[Figure collection entries]
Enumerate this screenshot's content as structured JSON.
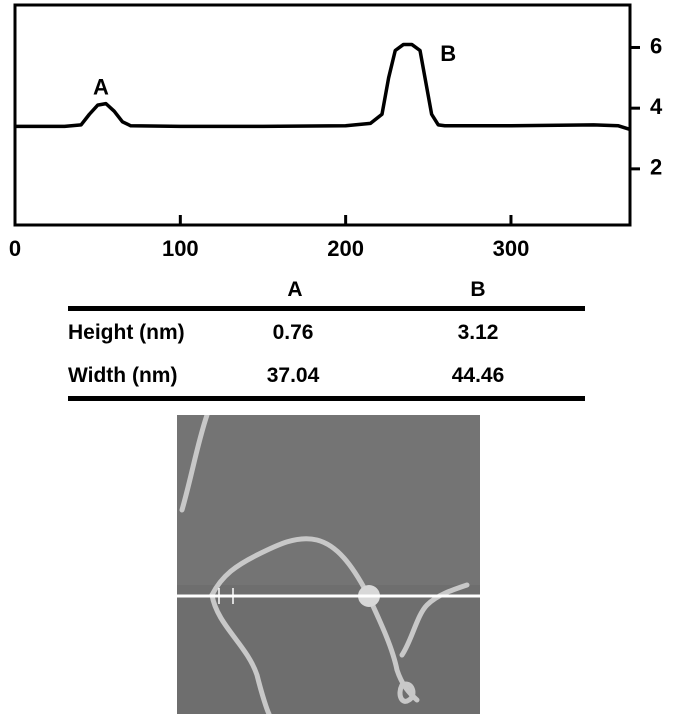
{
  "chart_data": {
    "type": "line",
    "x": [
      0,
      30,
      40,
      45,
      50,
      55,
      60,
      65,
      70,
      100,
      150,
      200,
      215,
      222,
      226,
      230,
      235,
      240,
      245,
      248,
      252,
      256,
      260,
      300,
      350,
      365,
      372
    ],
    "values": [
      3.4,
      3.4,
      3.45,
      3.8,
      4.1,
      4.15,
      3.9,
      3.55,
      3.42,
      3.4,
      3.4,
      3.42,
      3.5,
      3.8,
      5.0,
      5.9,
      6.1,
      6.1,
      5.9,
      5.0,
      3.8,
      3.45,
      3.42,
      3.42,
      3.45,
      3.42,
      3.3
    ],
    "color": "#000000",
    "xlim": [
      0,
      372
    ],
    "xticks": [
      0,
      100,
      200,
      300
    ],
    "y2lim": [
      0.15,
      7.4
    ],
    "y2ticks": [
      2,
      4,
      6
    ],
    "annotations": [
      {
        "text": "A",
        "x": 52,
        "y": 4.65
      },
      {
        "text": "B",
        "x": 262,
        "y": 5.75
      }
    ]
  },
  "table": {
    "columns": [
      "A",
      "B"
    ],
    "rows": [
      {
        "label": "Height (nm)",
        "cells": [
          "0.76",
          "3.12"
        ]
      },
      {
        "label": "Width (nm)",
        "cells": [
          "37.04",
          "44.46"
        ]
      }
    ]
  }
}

Instructions to follow: Skip the pictures and transcribe the rest of the records exactly.

Result:
Enumerate this screenshot's content as structured JSON.
{
  "chart_data": {
    "type": "line",
    "x": [
      0,
      30,
      40,
      45,
      50,
      55,
      60,
      65,
      70,
      100,
      150,
      200,
      215,
      222,
      226,
      230,
      235,
      240,
      245,
      248,
      252,
      256,
      260,
      300,
      350,
      365,
      372
    ],
    "values": [
      3.4,
      3.4,
      3.45,
      3.8,
      4.1,
      4.15,
      3.9,
      3.55,
      3.42,
      3.4,
      3.4,
      3.42,
      3.5,
      3.8,
      5.0,
      5.9,
      6.1,
      6.1,
      5.9,
      5.0,
      3.8,
      3.45,
      3.42,
      3.42,
      3.45,
      3.42,
      3.3
    ],
    "color": "#000000",
    "xlim": [
      0,
      372
    ],
    "xticks": [
      0,
      100,
      200,
      300
    ],
    "y2lim": [
      0.15,
      7.4
    ],
    "y2ticks": [
      2,
      4,
      6
    ],
    "annotations": [
      {
        "text": "A",
        "x": 52,
        "y": 4.65
      },
      {
        "text": "B",
        "x": 262,
        "y": 5.75
      }
    ]
  },
  "table": {
    "columns": [
      "A",
      "B"
    ],
    "rows": [
      {
        "label": "Height (nm)",
        "cells": [
          "0.76",
          "3.12"
        ]
      },
      {
        "label": "Width (nm)",
        "cells": [
          "37.04",
          "44.46"
        ]
      }
    ]
  }
}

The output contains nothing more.